*Your goal:* Give again, word for word, only the lines from the one containing "Decode this image" through the final line.

--- Dataset extract ---

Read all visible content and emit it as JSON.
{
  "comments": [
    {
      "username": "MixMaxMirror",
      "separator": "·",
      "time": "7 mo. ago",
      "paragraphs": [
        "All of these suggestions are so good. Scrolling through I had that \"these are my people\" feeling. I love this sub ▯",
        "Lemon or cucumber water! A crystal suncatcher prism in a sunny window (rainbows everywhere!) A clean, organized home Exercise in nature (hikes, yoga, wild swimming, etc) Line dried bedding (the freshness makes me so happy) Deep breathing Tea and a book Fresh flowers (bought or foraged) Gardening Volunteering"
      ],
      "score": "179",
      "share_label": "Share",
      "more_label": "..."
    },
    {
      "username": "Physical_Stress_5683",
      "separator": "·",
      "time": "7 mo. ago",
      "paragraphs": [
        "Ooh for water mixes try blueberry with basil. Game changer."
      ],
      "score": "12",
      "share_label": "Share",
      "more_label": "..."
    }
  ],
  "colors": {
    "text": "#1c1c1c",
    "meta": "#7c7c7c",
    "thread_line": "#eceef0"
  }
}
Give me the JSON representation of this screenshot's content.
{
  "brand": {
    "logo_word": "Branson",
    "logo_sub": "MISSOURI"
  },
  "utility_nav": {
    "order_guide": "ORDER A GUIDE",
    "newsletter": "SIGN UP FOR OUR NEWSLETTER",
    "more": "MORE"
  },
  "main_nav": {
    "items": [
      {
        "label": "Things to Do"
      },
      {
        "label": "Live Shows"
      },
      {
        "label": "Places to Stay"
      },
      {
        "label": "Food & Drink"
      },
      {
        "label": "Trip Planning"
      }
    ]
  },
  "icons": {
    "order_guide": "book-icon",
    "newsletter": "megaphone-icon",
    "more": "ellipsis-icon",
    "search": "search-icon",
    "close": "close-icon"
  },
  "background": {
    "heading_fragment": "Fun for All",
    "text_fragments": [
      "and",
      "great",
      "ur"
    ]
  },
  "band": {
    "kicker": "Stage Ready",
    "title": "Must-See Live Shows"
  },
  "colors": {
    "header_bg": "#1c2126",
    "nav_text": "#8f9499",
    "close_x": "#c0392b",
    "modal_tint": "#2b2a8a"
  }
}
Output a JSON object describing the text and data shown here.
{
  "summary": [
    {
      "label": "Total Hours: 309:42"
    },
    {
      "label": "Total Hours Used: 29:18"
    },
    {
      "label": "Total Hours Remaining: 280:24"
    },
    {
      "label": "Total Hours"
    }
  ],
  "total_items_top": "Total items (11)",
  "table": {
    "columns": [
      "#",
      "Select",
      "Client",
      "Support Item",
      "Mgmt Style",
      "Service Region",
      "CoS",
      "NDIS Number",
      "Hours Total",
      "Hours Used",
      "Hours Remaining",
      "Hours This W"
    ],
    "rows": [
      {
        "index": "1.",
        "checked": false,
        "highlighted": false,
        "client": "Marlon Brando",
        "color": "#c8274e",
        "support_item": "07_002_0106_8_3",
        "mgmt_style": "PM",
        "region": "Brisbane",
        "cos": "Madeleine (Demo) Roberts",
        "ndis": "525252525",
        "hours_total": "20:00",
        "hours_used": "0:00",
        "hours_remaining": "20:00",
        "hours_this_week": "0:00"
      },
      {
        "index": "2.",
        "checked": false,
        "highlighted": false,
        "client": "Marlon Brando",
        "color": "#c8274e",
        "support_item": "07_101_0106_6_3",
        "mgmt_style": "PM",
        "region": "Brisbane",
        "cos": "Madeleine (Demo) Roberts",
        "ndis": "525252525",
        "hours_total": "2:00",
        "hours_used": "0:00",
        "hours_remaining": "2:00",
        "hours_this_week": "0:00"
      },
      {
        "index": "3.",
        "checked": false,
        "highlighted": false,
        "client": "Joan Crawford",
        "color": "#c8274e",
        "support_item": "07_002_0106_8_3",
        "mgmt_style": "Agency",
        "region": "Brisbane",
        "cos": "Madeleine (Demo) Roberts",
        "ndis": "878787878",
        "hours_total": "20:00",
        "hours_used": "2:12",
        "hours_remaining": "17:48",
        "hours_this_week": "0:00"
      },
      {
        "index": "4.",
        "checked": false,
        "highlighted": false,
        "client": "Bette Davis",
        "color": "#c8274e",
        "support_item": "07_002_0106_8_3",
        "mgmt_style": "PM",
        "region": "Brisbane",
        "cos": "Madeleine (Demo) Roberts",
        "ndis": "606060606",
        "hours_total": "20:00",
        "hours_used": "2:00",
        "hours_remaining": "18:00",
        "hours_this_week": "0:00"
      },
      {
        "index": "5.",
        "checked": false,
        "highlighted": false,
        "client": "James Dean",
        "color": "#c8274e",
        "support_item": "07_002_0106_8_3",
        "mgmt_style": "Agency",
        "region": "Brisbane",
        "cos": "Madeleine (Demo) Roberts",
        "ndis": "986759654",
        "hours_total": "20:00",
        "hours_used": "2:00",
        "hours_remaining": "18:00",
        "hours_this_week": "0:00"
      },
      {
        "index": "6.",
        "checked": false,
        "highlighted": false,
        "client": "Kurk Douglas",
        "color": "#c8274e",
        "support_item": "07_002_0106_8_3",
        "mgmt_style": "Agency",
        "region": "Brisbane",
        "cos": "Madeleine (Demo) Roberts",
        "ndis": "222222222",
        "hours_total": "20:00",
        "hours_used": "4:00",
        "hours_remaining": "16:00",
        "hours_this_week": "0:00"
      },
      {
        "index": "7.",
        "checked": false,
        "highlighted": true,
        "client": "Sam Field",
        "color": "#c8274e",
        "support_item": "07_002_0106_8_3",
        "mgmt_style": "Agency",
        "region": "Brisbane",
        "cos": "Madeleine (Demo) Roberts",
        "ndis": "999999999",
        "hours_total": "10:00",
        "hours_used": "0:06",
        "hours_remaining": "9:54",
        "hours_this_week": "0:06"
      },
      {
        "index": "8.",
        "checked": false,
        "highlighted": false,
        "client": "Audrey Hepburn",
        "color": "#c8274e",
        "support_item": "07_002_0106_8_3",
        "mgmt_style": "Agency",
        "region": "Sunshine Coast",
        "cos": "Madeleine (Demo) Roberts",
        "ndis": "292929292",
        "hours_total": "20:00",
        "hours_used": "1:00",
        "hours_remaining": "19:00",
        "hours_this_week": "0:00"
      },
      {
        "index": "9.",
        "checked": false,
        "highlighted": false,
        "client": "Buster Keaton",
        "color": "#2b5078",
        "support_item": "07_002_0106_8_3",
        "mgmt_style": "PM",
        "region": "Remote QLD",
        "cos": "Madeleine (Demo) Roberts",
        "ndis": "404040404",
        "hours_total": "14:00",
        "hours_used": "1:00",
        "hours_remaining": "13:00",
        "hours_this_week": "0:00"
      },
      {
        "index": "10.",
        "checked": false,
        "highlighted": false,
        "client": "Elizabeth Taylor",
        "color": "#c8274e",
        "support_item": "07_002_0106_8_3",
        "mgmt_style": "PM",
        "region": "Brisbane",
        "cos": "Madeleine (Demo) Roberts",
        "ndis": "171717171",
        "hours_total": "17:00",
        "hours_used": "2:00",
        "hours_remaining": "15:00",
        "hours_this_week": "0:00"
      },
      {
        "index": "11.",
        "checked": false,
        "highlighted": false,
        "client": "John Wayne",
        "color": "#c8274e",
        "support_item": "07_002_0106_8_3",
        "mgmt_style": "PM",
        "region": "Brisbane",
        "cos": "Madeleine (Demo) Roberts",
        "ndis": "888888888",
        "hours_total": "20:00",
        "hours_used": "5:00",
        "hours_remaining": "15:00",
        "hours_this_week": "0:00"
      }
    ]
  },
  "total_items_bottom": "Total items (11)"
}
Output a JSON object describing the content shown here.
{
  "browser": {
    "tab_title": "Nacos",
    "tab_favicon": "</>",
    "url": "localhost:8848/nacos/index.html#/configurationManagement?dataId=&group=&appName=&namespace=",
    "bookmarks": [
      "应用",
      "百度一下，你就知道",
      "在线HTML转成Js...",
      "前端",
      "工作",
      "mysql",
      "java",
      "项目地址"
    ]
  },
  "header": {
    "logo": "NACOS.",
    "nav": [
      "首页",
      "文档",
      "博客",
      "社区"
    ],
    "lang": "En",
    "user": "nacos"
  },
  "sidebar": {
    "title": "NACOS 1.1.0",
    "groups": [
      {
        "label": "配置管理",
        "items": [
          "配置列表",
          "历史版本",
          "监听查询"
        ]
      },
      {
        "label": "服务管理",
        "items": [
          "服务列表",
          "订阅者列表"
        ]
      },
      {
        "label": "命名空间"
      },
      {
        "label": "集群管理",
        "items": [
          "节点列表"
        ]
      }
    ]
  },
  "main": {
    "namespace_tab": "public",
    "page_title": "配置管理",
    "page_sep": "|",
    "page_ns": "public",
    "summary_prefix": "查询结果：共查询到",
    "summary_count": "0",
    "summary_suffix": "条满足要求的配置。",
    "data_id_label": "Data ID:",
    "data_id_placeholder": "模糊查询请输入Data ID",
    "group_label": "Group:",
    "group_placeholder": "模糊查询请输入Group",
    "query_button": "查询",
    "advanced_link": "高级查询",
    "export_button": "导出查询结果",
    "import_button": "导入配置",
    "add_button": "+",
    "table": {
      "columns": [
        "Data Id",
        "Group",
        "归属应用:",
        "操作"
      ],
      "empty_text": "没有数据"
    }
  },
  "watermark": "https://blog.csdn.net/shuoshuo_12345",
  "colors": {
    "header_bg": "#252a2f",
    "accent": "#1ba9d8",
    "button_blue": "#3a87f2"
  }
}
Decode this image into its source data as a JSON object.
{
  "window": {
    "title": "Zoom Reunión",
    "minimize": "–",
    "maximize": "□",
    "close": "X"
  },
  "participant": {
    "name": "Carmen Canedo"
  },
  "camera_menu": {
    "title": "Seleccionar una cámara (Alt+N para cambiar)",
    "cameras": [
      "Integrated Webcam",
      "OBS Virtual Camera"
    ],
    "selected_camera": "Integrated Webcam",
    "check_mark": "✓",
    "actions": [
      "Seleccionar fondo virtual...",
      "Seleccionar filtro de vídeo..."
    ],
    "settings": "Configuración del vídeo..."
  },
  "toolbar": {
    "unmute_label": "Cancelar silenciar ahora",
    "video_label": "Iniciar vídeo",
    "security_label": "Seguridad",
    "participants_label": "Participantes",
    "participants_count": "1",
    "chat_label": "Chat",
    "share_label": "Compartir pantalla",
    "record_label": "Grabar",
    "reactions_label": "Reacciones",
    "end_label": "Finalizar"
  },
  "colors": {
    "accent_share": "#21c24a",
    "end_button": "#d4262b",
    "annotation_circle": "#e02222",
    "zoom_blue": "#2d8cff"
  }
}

---

*Answer to the exercise:*
Decode this image into its source data as a JSON object.
{
  "window": {
    "title": "Zoom Reunión",
    "minimize": "–",
    "maximize": "□",
    "close": "X"
  },
  "participant": {
    "name": "Carmen Canedo"
  },
  "camera_menu": {
    "title": "Seleccionar una cámara (Alt+N para cambiar)",
    "cameras": [
      "Integrated Webcam",
      "OBS Virtual Camera"
    ],
    "selected_camera": "Integrated Webcam",
    "check_mark": "✓",
    "actions": [
      "Seleccionar fondo virtual...",
      "Seleccionar filtro de vídeo..."
    ],
    "settings": "Configuración del vídeo..."
  },
  "toolbar": {
    "unmute_label": "Cancelar silenciar ahora",
    "video_label": "Iniciar vídeo",
    "security_label": "Seguridad",
    "participants_label": "Participantes",
    "participants_count": "1",
    "chat_label": "Chat",
    "share_label": "Compartir pantalla",
    "record_label": "Grabar",
    "reactions_label": "Reacciones",
    "end_label": "Finalizar"
  },
  "colors": {
    "accent_share": "#21c24a",
    "end_button": "#d4262b",
    "annotation_circle": "#e02222",
    "zoom_blue": "#2d8cff"
  }
}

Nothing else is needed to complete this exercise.